◆ Excerpt ◆
* * * * * * * * *

I've worked in many rock bands where ego problems have to be worked out and YOU make them look like Shirley Temple.

Good bye. This is YOUR domain. I posted on your other thread using your words, so I guess you have banished me to be the lone wolf from both and in parting I'd like to say Fuck You.

210. 19 May 2010 23:30

anotherronism

Nice and, as always, well written - at your level I mean. Good riddance.

211. 19 May 2010 23:33

giraffe

What's your problem with me? Is it that I dont worship you for starting this blog? There are others.

212. 19 May 2010 23:36

giraffe

"At my level?" Good riddance? You don't know who you are being so arrogant with.

213. 19 May 2010 23:40

anotherronism

What's my problem with you? You are irrelevant and keep posting as if you think you are not.

Say something interesting - anything. And I'll fall at your feet. But blab-blab-blab all this nothingness and I will call out your BS. Every time. Every single time.

214. 19 May 2010 23:41

anotherronism

And THAT is my curse. Don't cry for me Argentina tho. Cause it just ain't like that. But it do it in life and I'll do it here.

If you (anyone) is going to go vocal against me then I will respond. And I'll do it with all barrels firing.

Slay me silly dragon. Or die trying.

* * * * * * * * *

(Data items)
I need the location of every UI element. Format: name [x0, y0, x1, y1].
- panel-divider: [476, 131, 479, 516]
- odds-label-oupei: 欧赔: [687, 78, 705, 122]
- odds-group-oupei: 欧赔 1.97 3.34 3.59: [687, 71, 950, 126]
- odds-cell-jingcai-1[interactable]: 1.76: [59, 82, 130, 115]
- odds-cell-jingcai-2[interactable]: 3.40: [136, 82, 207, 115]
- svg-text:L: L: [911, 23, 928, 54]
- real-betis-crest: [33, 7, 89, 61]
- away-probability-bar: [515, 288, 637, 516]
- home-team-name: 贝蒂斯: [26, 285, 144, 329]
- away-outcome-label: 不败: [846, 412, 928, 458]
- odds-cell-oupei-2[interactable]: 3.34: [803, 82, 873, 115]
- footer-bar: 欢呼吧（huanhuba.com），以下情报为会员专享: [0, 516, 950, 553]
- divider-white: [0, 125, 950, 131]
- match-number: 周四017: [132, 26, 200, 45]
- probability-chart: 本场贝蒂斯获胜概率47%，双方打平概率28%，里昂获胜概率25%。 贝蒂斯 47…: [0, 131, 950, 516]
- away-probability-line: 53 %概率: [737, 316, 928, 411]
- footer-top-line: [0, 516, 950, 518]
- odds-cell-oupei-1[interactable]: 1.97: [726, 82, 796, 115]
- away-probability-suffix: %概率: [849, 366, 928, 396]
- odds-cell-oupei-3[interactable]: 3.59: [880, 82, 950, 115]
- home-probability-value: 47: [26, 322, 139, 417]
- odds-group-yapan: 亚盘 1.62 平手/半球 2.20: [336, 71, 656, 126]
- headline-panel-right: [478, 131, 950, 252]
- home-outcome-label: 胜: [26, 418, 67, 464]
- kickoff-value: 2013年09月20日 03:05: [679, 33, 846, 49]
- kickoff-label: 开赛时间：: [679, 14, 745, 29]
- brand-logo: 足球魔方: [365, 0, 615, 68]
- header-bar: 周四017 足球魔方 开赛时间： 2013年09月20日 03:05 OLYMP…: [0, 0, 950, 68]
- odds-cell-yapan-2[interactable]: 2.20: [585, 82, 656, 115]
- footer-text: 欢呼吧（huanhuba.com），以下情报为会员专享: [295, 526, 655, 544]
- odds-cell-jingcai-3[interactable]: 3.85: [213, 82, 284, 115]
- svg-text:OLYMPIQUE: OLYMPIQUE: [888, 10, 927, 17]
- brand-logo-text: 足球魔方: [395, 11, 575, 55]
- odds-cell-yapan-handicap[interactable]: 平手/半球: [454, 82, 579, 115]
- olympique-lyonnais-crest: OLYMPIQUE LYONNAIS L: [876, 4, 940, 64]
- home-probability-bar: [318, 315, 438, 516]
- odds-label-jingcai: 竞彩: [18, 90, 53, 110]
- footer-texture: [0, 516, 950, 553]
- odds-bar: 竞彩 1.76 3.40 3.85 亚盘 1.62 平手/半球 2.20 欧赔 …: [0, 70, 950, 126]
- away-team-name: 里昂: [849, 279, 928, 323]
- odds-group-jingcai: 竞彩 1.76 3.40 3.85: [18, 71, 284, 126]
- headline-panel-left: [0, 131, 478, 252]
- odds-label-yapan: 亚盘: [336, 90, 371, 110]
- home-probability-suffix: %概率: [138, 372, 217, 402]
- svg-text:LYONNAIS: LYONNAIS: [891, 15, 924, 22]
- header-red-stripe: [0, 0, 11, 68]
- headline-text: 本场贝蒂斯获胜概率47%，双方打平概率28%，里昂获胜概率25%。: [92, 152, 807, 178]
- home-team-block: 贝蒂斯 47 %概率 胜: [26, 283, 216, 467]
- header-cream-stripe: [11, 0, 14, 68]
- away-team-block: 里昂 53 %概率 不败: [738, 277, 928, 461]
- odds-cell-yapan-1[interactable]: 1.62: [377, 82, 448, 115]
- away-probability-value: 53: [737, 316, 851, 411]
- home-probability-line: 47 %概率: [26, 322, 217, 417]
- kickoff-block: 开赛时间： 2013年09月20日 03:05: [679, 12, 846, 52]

* * * * * * * * *

◆ Assigned task ◆
Please retype the comment thread in full, word for word. The records are separate material, apart from the comment thread.

◆ Response to this exercise ◆
I've worked in many rock bands where ego problems have to be worked out and YOU make them look like Shirley Temple.

Good bye. This is YOUR domain. I posted on your other thread using your words, so I guess you have banished me to be the lone wolf from both and in parting I'd like to say Fuck You.

210. 19 May 2010 23:30

anotherronism

Nice and, as always, well written - at your level I mean. Good riddance.

211. 19 May 2010 23:33

giraffe

What's your problem with me? Is it that I dont worship you for starting this blog? There are others.

212. 19 May 2010 23:36

giraffe

"At my level?" Good riddance? You don't know who you are being so arrogant with.

213. 19 May 2010 23:40

anotherronism

What's my problem with you? You are irrelevant and keep posting as if you think you are not.

Say something interesting - anything. And I'll fall at your feet. But blab-blab-blab all this nothingness and I will call out your BS. Every time. Every single time.

214. 19 May 2010 23:41

anotherronism

And THAT is my curse. Don't cry for me Argentina tho. Cause it just ain't like that. But it do it in life and I'll do it here.

If you (anyone) is going to go vocal against me then I will respond. And I'll do it with all barrels firing.

Slay me silly dragon. Or die trying.